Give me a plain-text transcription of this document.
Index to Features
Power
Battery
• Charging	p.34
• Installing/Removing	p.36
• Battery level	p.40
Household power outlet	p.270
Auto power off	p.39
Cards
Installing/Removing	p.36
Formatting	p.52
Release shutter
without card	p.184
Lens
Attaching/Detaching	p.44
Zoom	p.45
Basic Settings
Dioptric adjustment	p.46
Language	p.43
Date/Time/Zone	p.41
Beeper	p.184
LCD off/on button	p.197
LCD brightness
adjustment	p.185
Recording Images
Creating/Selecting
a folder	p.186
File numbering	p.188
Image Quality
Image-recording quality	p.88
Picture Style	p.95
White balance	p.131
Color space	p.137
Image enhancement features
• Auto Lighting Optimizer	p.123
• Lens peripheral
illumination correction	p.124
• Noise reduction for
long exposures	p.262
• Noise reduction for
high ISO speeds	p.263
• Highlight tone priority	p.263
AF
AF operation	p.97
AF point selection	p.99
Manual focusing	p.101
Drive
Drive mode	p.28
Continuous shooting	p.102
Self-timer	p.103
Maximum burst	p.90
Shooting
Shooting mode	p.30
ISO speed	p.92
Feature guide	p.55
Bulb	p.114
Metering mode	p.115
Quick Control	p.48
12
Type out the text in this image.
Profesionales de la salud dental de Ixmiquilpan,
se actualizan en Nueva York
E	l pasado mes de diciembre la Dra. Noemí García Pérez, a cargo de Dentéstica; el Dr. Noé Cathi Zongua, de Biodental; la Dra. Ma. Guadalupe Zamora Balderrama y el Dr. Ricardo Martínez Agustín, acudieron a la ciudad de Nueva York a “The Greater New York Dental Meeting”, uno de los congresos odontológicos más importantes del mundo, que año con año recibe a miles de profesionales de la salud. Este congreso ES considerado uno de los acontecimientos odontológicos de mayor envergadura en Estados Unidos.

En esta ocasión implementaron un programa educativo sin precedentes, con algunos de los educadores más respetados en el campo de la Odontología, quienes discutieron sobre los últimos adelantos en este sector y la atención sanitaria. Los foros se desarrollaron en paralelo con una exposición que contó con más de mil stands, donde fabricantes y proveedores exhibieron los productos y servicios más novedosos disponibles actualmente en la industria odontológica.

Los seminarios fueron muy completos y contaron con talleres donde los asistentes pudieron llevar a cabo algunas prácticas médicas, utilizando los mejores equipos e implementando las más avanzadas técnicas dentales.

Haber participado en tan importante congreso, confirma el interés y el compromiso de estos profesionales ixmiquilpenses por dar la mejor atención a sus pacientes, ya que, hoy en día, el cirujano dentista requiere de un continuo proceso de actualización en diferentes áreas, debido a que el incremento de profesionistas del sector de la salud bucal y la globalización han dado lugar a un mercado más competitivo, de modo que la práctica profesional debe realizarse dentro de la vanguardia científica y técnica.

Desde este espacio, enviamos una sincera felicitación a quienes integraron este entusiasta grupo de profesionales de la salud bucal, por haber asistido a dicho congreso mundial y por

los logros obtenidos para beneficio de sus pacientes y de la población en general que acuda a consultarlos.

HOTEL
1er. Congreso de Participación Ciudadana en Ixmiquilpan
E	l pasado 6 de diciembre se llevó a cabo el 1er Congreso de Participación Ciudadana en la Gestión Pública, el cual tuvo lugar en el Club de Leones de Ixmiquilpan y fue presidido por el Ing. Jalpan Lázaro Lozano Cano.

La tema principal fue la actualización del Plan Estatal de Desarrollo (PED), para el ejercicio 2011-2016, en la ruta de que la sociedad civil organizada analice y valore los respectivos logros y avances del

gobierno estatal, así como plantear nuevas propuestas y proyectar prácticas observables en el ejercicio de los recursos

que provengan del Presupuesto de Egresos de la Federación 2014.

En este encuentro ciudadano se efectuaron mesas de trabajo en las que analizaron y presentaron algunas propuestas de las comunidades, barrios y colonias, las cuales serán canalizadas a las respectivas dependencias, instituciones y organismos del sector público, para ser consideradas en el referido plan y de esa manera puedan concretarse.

------

EXERCISE DIRECTIONS
Copy every line of the records above that holds the word "Auto".

COMPLETED TASK
Auto power off	p.39
• Auto Lighting Optimizer	p.123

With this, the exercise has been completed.